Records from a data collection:
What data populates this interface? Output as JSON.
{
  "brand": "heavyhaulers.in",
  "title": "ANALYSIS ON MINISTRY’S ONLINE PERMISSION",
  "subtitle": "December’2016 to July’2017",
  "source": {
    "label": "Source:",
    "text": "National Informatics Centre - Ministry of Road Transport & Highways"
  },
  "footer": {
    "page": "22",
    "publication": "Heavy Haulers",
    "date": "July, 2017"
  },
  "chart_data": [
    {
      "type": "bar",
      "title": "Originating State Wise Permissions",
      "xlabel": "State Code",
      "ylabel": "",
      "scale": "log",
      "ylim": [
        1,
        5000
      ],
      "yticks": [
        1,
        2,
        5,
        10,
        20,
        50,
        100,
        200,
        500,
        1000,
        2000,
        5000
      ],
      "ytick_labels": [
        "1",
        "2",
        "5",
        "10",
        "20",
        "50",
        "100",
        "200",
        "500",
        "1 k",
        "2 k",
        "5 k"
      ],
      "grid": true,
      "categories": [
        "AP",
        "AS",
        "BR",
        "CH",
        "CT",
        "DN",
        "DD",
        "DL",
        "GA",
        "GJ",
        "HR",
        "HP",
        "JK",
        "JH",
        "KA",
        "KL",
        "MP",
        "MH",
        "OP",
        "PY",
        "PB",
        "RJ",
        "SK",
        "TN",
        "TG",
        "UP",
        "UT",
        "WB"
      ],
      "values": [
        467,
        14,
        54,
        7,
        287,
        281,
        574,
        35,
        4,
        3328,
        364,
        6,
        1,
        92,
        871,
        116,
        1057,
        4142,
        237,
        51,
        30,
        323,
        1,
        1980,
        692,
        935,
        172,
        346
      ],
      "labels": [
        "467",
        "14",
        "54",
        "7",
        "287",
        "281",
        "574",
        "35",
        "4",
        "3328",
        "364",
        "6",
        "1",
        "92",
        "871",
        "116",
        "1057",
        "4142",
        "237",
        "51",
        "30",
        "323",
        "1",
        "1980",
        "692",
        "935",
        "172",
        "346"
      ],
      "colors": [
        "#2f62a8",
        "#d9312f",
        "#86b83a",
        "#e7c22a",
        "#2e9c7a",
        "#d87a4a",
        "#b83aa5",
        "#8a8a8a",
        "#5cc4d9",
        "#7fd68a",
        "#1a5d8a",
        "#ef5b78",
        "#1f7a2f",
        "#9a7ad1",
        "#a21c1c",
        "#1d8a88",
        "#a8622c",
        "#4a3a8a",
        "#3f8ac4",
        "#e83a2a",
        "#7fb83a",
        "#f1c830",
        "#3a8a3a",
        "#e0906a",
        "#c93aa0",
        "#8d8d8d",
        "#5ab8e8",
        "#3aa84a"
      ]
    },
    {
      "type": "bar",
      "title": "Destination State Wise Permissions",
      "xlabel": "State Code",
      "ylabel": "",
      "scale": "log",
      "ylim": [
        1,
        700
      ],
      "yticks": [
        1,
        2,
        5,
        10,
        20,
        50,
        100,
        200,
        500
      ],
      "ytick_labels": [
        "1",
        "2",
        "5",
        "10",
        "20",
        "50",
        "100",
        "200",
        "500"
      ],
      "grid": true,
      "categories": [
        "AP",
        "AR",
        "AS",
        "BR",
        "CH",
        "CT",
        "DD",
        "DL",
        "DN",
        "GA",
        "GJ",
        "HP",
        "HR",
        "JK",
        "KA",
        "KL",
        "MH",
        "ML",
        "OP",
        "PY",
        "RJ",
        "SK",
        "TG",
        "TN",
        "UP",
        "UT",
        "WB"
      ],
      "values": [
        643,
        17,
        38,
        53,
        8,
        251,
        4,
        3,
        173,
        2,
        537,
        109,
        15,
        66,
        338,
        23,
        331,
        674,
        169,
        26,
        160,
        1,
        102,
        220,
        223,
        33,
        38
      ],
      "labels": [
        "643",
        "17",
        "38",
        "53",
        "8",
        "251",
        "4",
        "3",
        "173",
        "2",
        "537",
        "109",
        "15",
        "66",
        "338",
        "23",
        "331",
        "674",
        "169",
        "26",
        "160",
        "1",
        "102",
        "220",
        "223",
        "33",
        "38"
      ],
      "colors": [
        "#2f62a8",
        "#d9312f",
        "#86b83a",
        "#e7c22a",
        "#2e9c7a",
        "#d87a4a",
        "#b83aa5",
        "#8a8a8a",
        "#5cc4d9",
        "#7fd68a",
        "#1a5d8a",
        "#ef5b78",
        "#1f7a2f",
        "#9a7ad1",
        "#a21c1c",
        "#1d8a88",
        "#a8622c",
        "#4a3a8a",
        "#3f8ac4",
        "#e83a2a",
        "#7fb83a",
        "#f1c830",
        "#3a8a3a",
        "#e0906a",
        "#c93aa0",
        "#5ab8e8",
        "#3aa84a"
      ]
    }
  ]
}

■ Objective ■
Copy every record above exactly as it appears.

■ Answer to the task ■
What data populates this interface? Output as JSON.
{
  "brand": "heavyhaulers.in",
  "title": "ANALYSIS ON MINISTRY’S ONLINE PERMISSION",
  "subtitle": "December’2016 to July’2017",
  "source": {
    "label": "Source:",
    "text": "National Informatics Centre - Ministry of Road Transport & Highways"
  },
  "footer": {
    "page": "22",
    "publication": "Heavy Haulers",
    "date": "July, 2017"
  },
  "chart_data": [
    {
      "type": "bar",
      "title": "Originating State Wise Permissions",
      "xlabel": "State Code",
      "ylabel": "",
      "scale": "log",
      "ylim": [
        1,
        5000
      ],
      "yticks": [
        1,
        2,
        5,
        10,
        20,
        50,
        100,
        200,
        500,
        1000,
        2000,
        5000
      ],
      "ytick_labels": [
        "1",
        "2",
        "5",
        "10",
        "20",
        "50",
        "100",
        "200",
        "500",
        "1 k",
        "2 k",
        "5 k"
      ],
      "grid": true,
      "categories": [
        "AP",
        "AS",
        "BR",
        "CH",
        "CT",
        "DN",
        "DD",
        "DL",
        "GA",
        "GJ",
        "HR",
        "HP",
        "JK",
        "JH",
        "KA",
        "KL",
        "MP",
        "MH",
        "OP",
        "PY",
        "PB",
        "RJ",
        "SK",
        "TN",
        "TG",
        "UP",
        "UT",
        "WB"
      ],
      "values": [
        467,
        14,
        54,
        7,
        287,
        281,
        574,
        35,
        4,
        3328,
        364,
        6,
        1,
        92,
        871,
        116,
        1057,
        4142,
        237,
        51,
        30,
        323,
        1,
        1980,
        692,
        935,
        172,
        346
      ],
      "labels": [
        "467",
        "14",
        "54",
        "7",
        "287",
        "281",
        "574",
        "35",
        "4",
        "3328",
        "364",
        "6",
        "1",
        "92",
        "871",
        "116",
        "1057",
        "4142",
        "237",
        "51",
        "30",
        "323",
        "1",
        "1980",
        "692",
        "935",
        "172",
        "346"
      ],
      "colors": [
        "#2f62a8",
        "#d9312f",
        "#86b83a",
        "#e7c22a",
        "#2e9c7a",
        "#d87a4a",
        "#b83aa5",
        "#8a8a8a",
        "#5cc4d9",
        "#7fd68a",
        "#1a5d8a",
        "#ef5b78",
        "#1f7a2f",
        "#9a7ad1",
        "#a21c1c",
        "#1d8a88",
        "#a8622c",
        "#4a3a8a",
        "#3f8ac4",
        "#e83a2a",
        "#7fb83a",
        "#f1c830",
        "#3a8a3a",
        "#e0906a",
        "#c93aa0",
        "#8d8d8d",
        "#5ab8e8",
        "#3aa84a"
      ]
    },
    {
      "type": "bar",
      "title": "Destination State Wise Permissions",
      "xlabel": "State Code",
      "ylabel": "",
      "scale": "log",
      "ylim": [
        1,
        700
      ],
      "yticks": [
        1,
        2,
        5,
        10,
        20,
        50,
        100,
        200,
        500
      ],
      "ytick_labels": [
        "1",
        "2",
        "5",
        "10",
        "20",
        "50",
        "100",
        "200",
        "500"
      ],
      "grid": true,
      "categories": [
        "AP",
        "AR",
        "AS",
        "BR",
        "CH",
        "CT",
        "DD",
        "DL",
        "DN",
        "GA",
        "GJ",
        "HP",
        "HR",
        "JK",
        "KA",
        "KL",
        "MH",
        "ML",
        "OP",
        "PY",
        "RJ",
        "SK",
        "TG",
        "TN",
        "UP",
        "UT",
        "WB"
      ],
      "values": [
        643,
        17,
        38,
        53,
        8,
        251,
        4,
        3,
        173,
        2,
        537,
        109,
        15,
        66,
        338,
        23,
        331,
        674,
        169,
        26,
        160,
        1,
        102,
        220,
        223,
        33,
        38
      ],
      "labels": [
        "643",
        "17",
        "38",
        "53",
        "8",
        "251",
        "4",
        "3",
        "173",
        "2",
        "537",
        "109",
        "15",
        "66",
        "338",
        "23",
        "331",
        "674",
        "169",
        "26",
        "160",
        "1",
        "102",
        "220",
        "223",
        "33",
        "38"
      ],
      "colors": [
        "#2f62a8",
        "#d9312f",
        "#86b83a",
        "#e7c22a",
        "#2e9c7a",
        "#d87a4a",
        "#b83aa5",
        "#8a8a8a",
        "#5cc4d9",
        "#7fd68a",
        "#1a5d8a",
        "#ef5b78",
        "#1f7a2f",
        "#9a7ad1",
        "#a21c1c",
        "#1d8a88",
        "#a8622c",
        "#4a3a8a",
        "#3f8ac4",
        "#e83a2a",
        "#7fb83a",
        "#f1c830",
        "#3a8a3a",
        "#e0906a",
        "#c93aa0",
        "#5ab8e8",
        "#3aa84a"
      ]
    }
  ]
}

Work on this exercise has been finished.